* _Request_
Each entry should be quoted word for word, including every mark of punctuation.

* _Stored data entries_

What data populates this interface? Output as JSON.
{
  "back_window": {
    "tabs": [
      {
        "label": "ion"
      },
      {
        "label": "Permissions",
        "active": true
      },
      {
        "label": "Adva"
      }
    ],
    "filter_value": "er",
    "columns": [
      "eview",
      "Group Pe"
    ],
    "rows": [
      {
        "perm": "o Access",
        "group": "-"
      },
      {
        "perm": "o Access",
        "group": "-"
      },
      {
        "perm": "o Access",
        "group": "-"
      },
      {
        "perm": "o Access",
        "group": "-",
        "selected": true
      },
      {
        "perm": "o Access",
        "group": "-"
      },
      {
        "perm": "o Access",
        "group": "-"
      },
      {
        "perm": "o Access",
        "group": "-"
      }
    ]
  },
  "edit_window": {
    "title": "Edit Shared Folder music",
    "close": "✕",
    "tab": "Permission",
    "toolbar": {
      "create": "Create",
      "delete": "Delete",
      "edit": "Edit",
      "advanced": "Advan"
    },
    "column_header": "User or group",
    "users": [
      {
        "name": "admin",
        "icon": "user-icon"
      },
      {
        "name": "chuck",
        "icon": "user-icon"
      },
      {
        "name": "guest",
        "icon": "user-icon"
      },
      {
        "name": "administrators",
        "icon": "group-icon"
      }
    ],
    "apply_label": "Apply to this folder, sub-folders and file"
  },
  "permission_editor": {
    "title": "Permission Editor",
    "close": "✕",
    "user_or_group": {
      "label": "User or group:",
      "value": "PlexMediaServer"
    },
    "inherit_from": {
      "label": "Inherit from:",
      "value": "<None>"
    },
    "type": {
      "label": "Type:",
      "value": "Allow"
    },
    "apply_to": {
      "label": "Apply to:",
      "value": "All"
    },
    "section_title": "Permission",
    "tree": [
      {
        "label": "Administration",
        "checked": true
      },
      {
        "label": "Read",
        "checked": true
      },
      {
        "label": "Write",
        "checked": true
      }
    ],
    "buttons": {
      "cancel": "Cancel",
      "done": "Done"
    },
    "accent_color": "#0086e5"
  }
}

* _Response to this task_
What data populates this interface? Output as JSON.
{
  "back_window": {
    "tabs": [
      {
        "label": "ion"
      },
      {
        "label": "Permissions",
        "active": true
      },
      {
        "label": "Adva"
      }
    ],
    "filter_value": "er",
    "columns": [
      "eview",
      "Group Pe"
    ],
    "rows": [
      {
        "perm": "o Access",
        "group": "-"
      },
      {
        "perm": "o Access",
        "group": "-"
      },
      {
        "perm": "o Access",
        "group": "-"
      },
      {
        "perm": "o Access",
        "group": "-",
        "selected": true
      },
      {
        "perm": "o Access",
        "group": "-"
      },
      {
        "perm": "o Access",
        "group": "-"
      },
      {
        "perm": "o Access",
        "group": "-"
      }
    ]
  },
  "edit_window": {
    "title": "Edit Shared Folder music",
    "close": "✕",
    "tab": "Permission",
    "toolbar": {
      "create": "Create",
      "delete": "Delete",
      "edit": "Edit",
      "advanced": "Advan"
    },
    "column_header": "User or group",
    "users": [
      {
        "name": "admin",
        "icon": "user-icon"
      },
      {
        "name": "chuck",
        "icon": "user-icon"
      },
      {
        "name": "guest",
        "icon": "user-icon"
      },
      {
        "name": "administrators",
        "icon": "group-icon"
      }
    ],
    "apply_label": "Apply to this folder, sub-folders and file"
  },
  "permission_editor": {
    "title": "Permission Editor",
    "close": "✕",
    "user_or_group": {
      "label": "User or group:",
      "value": "PlexMediaServer"
    },
    "inherit_from": {
      "label": "Inherit from:",
      "value": "<None>"
    },
    "type": {
      "label": "Type:",
      "value": "Allow"
    },
    "apply_to": {
      "label": "Apply to:",
      "value": "All"
    },
    "section_title": "Permission",
    "tree": [
      {
        "label": "Administration",
        "checked": true
      },
      {
        "label": "Read",
        "checked": true
      },
      {
        "label": "Write",
        "checked": true
      }
    ],
    "buttons": {
      "cancel": "Cancel",
      "done": "Done"
    },
    "accent_color": "#0086e5"
  }
}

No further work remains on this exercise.